### EXERCISE GOAL
Make an exact copy of the entries below with the pictures removed.

### MATERIAL FOR THIS TASK
========

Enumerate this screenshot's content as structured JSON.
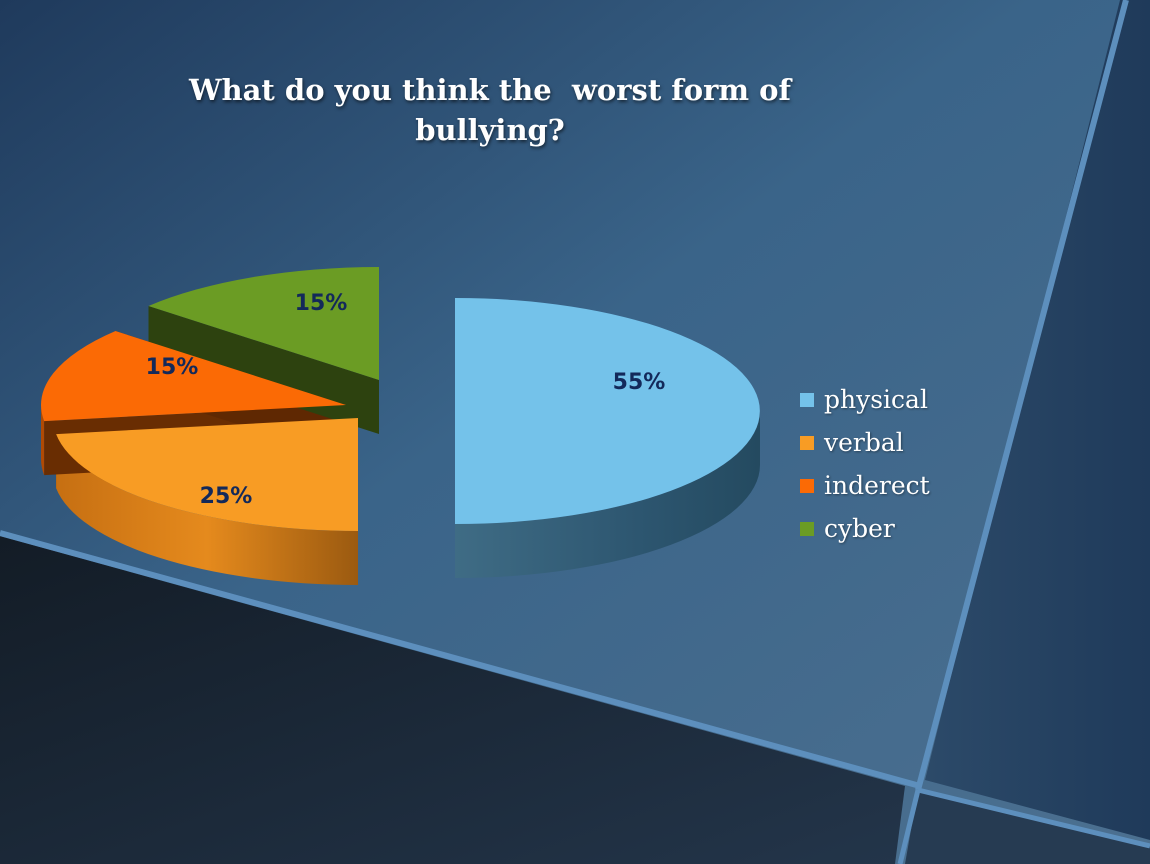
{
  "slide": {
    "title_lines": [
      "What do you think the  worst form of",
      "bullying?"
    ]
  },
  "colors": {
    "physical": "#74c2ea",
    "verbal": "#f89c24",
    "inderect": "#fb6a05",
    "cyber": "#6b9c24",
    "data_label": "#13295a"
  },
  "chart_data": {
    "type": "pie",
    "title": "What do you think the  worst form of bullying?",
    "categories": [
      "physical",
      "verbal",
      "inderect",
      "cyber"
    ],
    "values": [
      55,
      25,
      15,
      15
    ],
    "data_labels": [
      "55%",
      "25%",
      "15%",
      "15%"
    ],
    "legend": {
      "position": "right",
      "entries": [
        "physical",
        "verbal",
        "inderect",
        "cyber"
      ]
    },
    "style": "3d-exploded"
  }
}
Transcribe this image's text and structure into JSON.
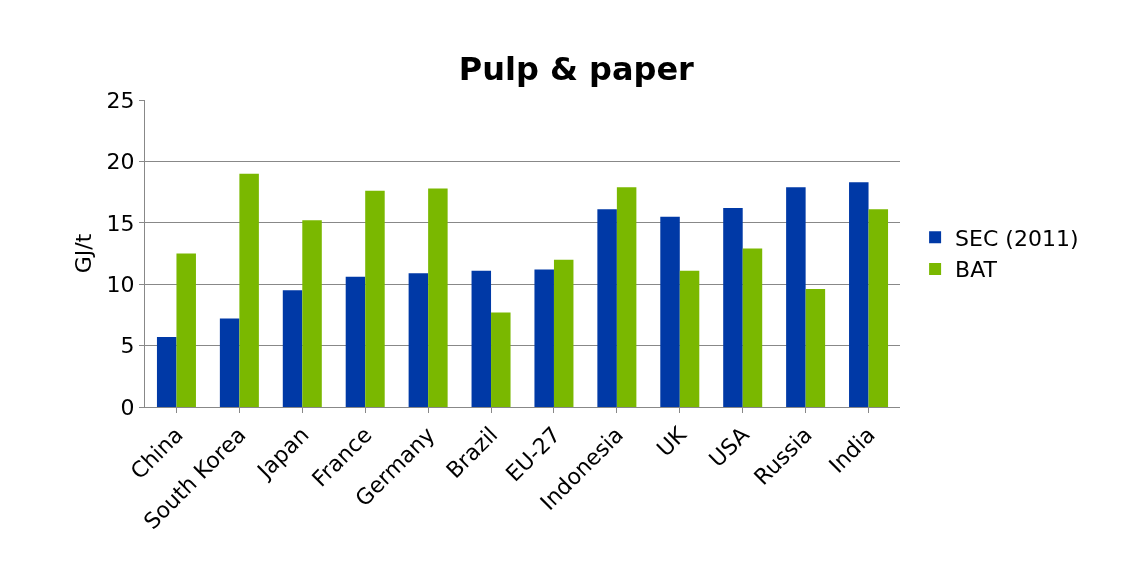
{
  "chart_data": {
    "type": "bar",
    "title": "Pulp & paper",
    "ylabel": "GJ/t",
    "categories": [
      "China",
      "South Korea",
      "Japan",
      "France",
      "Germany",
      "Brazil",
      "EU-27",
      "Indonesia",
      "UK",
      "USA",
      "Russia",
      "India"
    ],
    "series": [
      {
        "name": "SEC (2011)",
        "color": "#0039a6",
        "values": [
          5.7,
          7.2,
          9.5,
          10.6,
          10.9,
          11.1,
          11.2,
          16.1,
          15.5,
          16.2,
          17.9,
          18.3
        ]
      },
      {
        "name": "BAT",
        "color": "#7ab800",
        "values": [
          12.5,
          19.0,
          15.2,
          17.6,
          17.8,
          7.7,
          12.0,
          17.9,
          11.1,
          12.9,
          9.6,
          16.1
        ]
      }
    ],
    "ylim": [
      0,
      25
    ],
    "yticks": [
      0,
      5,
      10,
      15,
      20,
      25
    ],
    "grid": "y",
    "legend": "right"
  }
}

========

### FINISHED EXERCISE
Enumerate this screenshot's content as structured JSON.
{
  "slide": {
    "title_lines": [
      "What do you think the  worst form of",
      "bullying?"
    ]
  },
  "colors": {
    "physical": "#74c2ea",
    "verbal": "#f89c24",
    "inderect": "#fb6a05",
    "cyber": "#6b9c24",
    "data_label": "#13295a"
  },
  "chart_data": {
    "type": "pie",
    "title": "What do you think the  worst form of bullying?",
    "categories": [
      "physical",
      "verbal",
      "inderect",
      "cyber"
    ],
    "values": [
      55,
      25,
      15,
      15
    ],
    "data_labels": [
      "55%",
      "25%",
      "15%",
      "15%"
    ],
    "legend": {
      "position": "right",
      "entries": [
        "physical",
        "verbal",
        "inderect",
        "cyber"
      ]
    },
    "style": "3d-exploded"
  }
}
Transcribe this image's text and structure into JSON.
{
  "chart_data": {
    "type": "bar",
    "title": "Pulp & paper",
    "ylabel": "GJ/t",
    "categories": [
      "China",
      "South Korea",
      "Japan",
      "France",
      "Germany",
      "Brazil",
      "EU-27",
      "Indonesia",
      "UK",
      "USA",
      "Russia",
      "India"
    ],
    "series": [
      {
        "name": "SEC (2011)",
        "color": "#0039a6",
        "values": [
          5.7,
          7.2,
          9.5,
          10.6,
          10.9,
          11.1,
          11.2,
          16.1,
          15.5,
          16.2,
          17.9,
          18.3
        ]
      },
      {
        "name": "BAT",
        "color": "#7ab800",
        "values": [
          12.5,
          19.0,
          15.2,
          17.6,
          17.8,
          7.7,
          12.0,
          17.9,
          11.1,
          12.9,
          9.6,
          16.1
        ]
      }
    ],
    "ylim": [
      0,
      25
    ],
    "yticks": [
      0,
      5,
      10,
      15,
      20,
      25
    ],
    "grid": "y",
    "legend": "right"
  }
}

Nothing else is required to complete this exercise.